Each entry below is to be given again word for word, with no pictures.

[Dataset entries]
# # # # # # #
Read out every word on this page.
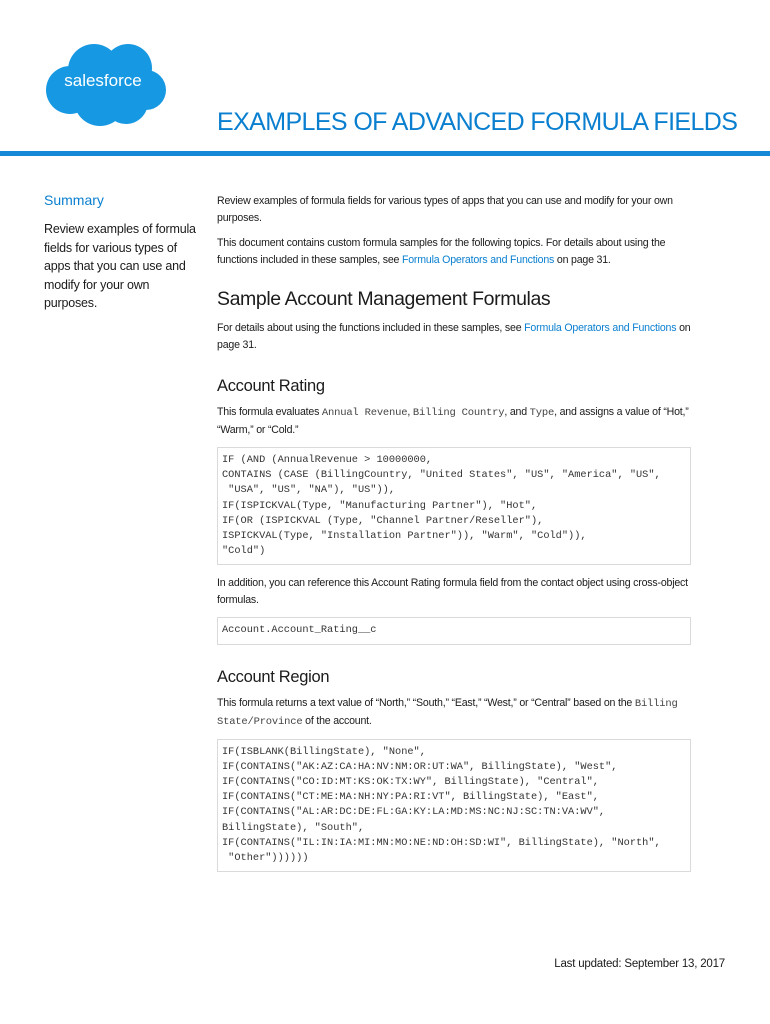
salesforce
EXAMPLES OF ADVANCED FORMULA FIELDS

Summary

Review examples of formula fields for various types of apps that you can use and modify for your own purposes.

Review examples of formula fields for various types of apps that you can use and modify for your own purposes.

This document contains custom formula samples for the following topics. For details about using the functions included in these samples, see Formula Operators and Functions on page 31.

Sample Account Management Formulas

For details about using the functions included in these samples, see Formula Operators and Functions on page 31.

Account Rating

This formula evaluates Annual Revenue, Billing Country, and Type, and assigns a value of “Hot,” “Warm,” or “Cold.”

IF (AND (AnnualRevenue > 10000000,
CONTAINS (CASE (BillingCountry, "United States", "US", "America", "US",
"USA", "US", "NA"), "US")),
IF(ISPICKVAL(Type, "Manufacturing Partner"), "Hot",
IF(OR (ISPICKVAL (Type, "Channel Partner/Reseller"),
ISPICKVAL(Type, "Installation Partner")), "Warm", "Cold")),
"Cold")

In addition, you can reference this Account Rating formula field from the contact object using cross-object formulas.

Account.Account_Rating__c
Account Region

This formula returns a text value of “North,” “South,” “East,” “West,” or “Central” based on the Billing State/Province of the account.

IF(ISBLANK(BillingState), "None",
IF(CONTAINS("AK:AZ:CA:HA:NV:NM:OR:UT:WA", BillingState), "West",
IF(CONTAINS("CO:ID:MT:KS:OK:TX:WY", BillingState), "Central",
IF(CONTAINS("CT:ME:MA:NH:NY:PA:RI:VT", BillingState), "East",
IF(CONTAINS("AL:AR:DC:DE:FL:GA:KY:LA:MD:MS:NC:NJ:SC:TN:VA:WV",
BillingState), "South",
IF(CONTAINS("IL:IN:IA:MI:MN:MO:NE:ND:OH:SD:WI", BillingState), "North",
"Other"))))))
Last updated: September 13, 2017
# # # # # # #
* **Result**:
Read out every word on this page.
salesforce
EXAMPLES OF ADVANCED FORMULA FIELDS

Summary

Review examples of formula fields for various types of apps that you can use and modify for your own purposes.

Review examples of formula fields for various types of apps that you can use and modify for your own purposes.

This document contains custom formula samples for the following topics. For details about using the functions included in these samples, see Formula Operators and Functions on page 31.

Sample Account Management Formulas

For details about using the functions included in these samples, see Formula Operators and Functions on page 31.

Account Rating

This formula evaluates Annual Revenue, Billing Country, and Type, and assigns a value of “Hot,” “Warm,” or “Cold.”

IF (AND (AnnualRevenue > 10000000,
CONTAINS (CASE (BillingCountry, "United States", "US", "America", "US",
"USA", "US", "NA"), "US")),
IF(ISPICKVAL(Type, "Manufacturing Partner"), "Hot",
IF(OR (ISPICKVAL (Type, "Channel Partner/Reseller"),
ISPICKVAL(Type, "Installation Partner")), "Warm", "Cold")),
"Cold")

In addition, you can reference this Account Rating formula field from the contact object using cross-object formulas.

Account.Account_Rating__c
Account Region

This formula returns a text value of “North,” “South,” “East,” “West,” or “Central” based on the Billing State/Province of the account.

IF(ISBLANK(BillingState), "None",
IF(CONTAINS("AK:AZ:CA:HA:NV:NM:OR:UT:WA", BillingState), "West",
IF(CONTAINS("CO:ID:MT:KS:OK:TX:WY", BillingState), "Central",
IF(CONTAINS("CT:ME:MA:NH:NY:PA:RI:VT", BillingState), "East",
IF(CONTAINS("AL:AR:DC:DE:FL:GA:KY:LA:MD:MS:NC:NJ:SC:TN:VA:WV",
BillingState), "South",
IF(CONTAINS("IL:IN:IA:MI:MN:MO:NE:ND:OH:SD:WI", BillingState), "North",
"Other"))))))
Last updated: September 13, 2017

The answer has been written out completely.